→ **ENTRIES SUPPLIED**
- - -

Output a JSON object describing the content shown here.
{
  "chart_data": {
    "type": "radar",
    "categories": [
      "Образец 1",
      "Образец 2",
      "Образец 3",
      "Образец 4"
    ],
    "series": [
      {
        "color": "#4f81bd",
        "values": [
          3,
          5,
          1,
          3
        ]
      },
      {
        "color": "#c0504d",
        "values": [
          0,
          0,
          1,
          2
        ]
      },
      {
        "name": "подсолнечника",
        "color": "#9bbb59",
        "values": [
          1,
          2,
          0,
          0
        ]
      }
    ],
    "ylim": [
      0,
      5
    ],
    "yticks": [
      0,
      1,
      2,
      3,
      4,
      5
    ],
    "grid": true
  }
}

- - -

→ **TASK DIRECTIONS**
Restate the data above word for word, please.

→ **REPLY**
Output a JSON object describing the content shown here.
{
  "chart_data": {
    "type": "radar",
    "categories": [
      "Образец 1",
      "Образец 2",
      "Образец 3",
      "Образец 4"
    ],
    "series": [
      {
        "color": "#4f81bd",
        "values": [
          3,
          5,
          1,
          3
        ]
      },
      {
        "color": "#c0504d",
        "values": [
          0,
          0,
          1,
          2
        ]
      },
      {
        "name": "подсолнечника",
        "color": "#9bbb59",
        "values": [
          1,
          2,
          0,
          0
        ]
      }
    ],
    "ylim": [
      0,
      5
    ],
    "yticks": [
      0,
      1,
      2,
      3,
      4,
      5
    ],
    "grid": true
  }
}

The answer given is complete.